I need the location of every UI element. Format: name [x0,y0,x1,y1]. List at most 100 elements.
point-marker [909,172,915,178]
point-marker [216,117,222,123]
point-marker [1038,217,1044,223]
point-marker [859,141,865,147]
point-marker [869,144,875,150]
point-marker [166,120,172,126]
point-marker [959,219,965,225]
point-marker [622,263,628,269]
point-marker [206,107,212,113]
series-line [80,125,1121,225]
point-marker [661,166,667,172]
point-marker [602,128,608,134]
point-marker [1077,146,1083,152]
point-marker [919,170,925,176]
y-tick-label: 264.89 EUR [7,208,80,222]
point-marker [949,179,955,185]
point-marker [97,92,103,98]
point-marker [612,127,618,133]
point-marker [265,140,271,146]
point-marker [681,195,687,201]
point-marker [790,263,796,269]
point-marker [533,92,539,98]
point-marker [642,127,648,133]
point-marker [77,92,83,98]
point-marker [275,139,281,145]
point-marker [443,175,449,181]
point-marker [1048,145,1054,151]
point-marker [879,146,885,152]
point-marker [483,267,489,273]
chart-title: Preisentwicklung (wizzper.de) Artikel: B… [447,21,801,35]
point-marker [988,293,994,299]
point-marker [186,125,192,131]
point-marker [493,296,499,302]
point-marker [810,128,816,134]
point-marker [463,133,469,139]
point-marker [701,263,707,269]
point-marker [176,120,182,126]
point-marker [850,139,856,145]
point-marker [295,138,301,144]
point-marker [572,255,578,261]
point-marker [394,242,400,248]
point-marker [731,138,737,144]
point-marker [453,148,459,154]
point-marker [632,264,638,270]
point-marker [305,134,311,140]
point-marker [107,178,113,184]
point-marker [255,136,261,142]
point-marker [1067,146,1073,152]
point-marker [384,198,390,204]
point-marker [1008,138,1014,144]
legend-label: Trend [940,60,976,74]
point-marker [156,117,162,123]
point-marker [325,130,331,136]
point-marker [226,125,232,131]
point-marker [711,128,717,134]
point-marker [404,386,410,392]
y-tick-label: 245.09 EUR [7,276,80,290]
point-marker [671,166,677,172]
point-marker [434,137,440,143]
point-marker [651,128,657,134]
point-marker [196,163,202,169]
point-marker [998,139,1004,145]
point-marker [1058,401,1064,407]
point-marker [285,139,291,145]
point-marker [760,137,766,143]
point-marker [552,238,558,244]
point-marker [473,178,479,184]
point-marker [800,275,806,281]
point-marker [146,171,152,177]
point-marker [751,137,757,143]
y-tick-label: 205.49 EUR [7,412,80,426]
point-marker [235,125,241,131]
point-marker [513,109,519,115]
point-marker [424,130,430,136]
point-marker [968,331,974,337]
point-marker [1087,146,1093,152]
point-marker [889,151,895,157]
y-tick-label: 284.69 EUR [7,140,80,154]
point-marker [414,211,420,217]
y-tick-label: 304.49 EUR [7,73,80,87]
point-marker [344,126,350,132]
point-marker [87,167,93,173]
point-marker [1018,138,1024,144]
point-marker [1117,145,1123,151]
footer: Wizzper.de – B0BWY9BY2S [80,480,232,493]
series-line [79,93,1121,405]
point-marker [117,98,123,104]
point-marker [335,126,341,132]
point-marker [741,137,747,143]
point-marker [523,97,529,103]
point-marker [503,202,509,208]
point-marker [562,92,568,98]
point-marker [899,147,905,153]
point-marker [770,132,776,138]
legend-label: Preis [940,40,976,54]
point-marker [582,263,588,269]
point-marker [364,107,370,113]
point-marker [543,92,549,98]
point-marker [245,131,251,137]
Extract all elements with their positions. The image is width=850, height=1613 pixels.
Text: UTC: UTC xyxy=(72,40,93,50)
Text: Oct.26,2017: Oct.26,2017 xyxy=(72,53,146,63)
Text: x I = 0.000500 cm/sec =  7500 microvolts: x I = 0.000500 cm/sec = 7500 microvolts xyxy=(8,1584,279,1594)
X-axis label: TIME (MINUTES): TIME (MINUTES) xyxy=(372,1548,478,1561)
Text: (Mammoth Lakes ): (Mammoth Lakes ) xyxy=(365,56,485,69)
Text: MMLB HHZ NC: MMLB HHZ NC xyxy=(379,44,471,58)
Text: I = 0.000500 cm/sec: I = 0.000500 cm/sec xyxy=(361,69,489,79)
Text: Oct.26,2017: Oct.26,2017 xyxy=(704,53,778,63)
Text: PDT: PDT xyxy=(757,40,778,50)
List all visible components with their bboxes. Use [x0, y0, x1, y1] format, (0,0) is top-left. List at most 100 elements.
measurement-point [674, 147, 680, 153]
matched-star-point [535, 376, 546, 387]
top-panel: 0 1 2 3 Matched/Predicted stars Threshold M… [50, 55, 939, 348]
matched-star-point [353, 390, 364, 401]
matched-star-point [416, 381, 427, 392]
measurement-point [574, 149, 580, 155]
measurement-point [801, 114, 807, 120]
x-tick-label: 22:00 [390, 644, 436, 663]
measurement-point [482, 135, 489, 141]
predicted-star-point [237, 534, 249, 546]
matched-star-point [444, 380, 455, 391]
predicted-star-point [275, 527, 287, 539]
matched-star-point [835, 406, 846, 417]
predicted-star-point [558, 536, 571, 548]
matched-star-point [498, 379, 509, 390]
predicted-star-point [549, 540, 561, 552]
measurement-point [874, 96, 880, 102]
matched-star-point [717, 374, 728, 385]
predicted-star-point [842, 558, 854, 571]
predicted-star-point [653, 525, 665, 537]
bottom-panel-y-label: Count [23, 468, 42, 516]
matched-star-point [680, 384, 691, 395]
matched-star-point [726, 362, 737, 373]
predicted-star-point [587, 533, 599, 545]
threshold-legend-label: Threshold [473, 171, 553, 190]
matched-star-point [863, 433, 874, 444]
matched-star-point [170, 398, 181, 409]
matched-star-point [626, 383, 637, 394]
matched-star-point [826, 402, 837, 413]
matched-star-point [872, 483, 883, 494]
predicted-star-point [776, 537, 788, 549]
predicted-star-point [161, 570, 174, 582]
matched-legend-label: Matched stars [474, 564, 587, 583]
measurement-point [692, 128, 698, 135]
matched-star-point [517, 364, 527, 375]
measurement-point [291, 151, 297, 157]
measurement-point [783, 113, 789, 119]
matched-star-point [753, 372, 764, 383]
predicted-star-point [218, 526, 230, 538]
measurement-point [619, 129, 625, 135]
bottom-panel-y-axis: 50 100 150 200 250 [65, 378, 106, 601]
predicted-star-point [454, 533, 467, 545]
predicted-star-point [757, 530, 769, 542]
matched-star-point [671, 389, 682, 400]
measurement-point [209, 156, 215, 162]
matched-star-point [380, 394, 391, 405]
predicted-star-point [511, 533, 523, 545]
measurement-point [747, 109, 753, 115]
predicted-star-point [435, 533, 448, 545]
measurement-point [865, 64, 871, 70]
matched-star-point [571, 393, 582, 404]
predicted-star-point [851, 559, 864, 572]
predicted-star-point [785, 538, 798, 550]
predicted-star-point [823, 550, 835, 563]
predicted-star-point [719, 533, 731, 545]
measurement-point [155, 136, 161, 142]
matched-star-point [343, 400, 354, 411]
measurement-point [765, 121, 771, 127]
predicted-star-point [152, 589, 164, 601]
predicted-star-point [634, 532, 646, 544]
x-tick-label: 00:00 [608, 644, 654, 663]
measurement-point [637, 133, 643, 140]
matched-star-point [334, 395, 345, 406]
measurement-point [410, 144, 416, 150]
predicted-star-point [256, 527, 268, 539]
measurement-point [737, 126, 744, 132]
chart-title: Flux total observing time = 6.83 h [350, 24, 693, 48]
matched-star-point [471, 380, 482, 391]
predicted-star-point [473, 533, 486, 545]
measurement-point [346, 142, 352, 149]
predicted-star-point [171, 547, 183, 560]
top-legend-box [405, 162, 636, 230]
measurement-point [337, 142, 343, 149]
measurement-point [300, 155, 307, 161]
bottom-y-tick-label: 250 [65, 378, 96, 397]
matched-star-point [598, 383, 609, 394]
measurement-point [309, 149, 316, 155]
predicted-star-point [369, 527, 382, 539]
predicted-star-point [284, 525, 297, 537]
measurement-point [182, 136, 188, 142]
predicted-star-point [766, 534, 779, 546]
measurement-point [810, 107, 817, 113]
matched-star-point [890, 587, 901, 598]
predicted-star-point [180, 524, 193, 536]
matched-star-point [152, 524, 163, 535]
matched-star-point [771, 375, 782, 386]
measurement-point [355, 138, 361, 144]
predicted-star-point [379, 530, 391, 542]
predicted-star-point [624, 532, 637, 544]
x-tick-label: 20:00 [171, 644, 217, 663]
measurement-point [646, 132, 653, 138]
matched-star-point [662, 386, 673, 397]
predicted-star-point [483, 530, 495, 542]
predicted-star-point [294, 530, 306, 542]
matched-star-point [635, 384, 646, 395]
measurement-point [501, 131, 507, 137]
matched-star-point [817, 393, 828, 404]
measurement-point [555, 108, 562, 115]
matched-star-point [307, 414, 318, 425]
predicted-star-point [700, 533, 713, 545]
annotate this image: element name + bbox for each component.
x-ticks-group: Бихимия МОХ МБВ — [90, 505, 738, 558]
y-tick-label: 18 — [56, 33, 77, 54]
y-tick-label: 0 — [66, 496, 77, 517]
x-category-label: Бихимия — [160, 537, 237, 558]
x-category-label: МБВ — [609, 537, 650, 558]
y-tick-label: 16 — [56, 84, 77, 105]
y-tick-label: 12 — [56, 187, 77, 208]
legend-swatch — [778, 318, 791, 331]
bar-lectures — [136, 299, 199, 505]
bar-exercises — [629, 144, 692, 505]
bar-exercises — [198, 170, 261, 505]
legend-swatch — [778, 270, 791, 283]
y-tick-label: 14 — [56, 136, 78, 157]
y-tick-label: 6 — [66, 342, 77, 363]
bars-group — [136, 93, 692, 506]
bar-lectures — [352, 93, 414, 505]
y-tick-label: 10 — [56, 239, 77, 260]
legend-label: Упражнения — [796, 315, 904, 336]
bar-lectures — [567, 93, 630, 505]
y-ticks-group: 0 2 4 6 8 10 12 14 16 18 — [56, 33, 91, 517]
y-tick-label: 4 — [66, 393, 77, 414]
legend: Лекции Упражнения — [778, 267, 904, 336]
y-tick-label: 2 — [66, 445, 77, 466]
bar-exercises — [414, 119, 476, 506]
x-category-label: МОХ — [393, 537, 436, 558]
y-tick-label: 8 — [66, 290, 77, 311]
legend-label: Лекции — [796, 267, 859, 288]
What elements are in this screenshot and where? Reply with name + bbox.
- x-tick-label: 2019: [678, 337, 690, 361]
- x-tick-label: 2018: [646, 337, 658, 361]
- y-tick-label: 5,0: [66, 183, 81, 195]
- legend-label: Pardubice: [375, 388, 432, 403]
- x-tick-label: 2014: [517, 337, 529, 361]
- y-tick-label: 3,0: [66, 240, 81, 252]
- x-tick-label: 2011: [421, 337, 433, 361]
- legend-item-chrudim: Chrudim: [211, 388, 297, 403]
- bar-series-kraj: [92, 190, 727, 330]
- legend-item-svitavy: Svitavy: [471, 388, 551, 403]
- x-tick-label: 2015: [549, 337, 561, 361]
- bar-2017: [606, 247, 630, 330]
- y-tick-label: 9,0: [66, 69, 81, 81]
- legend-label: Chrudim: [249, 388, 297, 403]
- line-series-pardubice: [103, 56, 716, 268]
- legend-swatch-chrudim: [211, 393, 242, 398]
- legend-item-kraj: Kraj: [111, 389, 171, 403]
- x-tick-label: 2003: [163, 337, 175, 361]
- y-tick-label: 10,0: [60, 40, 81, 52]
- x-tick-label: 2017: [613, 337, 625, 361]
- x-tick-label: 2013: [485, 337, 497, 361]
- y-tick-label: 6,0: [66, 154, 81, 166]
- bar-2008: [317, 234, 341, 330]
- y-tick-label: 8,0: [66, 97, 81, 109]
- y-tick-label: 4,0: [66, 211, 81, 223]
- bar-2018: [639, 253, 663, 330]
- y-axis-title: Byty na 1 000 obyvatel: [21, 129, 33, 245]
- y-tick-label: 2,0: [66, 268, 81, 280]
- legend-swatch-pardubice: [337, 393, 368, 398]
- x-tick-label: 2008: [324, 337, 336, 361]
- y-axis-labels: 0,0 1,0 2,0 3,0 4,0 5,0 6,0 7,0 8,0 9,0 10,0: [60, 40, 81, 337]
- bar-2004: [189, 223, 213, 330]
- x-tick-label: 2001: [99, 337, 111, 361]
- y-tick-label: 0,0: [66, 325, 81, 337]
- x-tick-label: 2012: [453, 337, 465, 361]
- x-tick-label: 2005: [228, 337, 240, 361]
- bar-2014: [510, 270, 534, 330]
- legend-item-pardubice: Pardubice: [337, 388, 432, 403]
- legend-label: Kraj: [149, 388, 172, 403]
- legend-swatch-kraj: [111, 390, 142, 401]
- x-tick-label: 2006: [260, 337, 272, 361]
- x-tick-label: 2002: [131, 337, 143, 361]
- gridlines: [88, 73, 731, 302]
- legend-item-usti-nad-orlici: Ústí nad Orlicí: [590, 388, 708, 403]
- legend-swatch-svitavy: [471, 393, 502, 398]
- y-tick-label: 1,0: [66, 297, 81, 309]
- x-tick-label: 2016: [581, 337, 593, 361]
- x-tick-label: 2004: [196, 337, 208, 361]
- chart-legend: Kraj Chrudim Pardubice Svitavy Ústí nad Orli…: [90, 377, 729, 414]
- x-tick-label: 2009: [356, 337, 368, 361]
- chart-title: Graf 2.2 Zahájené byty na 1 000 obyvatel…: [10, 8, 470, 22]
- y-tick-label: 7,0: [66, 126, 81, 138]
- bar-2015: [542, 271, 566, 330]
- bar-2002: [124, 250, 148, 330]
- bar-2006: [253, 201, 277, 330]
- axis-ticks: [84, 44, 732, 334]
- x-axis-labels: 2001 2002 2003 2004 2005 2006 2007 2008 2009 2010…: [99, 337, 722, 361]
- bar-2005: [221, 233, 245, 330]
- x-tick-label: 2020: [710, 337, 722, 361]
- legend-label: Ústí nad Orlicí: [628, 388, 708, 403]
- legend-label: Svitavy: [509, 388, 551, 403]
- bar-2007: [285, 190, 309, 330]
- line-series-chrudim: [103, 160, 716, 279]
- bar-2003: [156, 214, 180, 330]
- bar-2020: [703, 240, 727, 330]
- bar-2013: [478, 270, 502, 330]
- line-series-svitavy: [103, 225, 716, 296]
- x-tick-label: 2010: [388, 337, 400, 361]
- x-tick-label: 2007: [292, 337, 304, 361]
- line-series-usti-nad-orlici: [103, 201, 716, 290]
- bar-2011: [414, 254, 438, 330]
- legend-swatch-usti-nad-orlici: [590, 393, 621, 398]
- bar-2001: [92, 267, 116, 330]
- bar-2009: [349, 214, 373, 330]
◆ ◆ ◆ ◆ ◆ ◆ ◆
> Problem description
Can you reproduce the data word for word, starting at its first line and stopping after the line that contains "point-marker [919,170,925,176]", with that line included?

> Result of the task
I need the location of every UI element. Format: name [x0,y0,x1,y1]. List at most 100 elements.
point-marker [909,172,915,178]
point-marker [216,117,222,123]
point-marker [1038,217,1044,223]
point-marker [859,141,865,147]
point-marker [869,144,875,150]
point-marker [166,120,172,126]
point-marker [959,219,965,225]
point-marker [622,263,628,269]
point-marker [206,107,212,113]
series-line [80,125,1121,225]
point-marker [661,166,667,172]
point-marker [602,128,608,134]
point-marker [1077,146,1083,152]
point-marker [919,170,925,176]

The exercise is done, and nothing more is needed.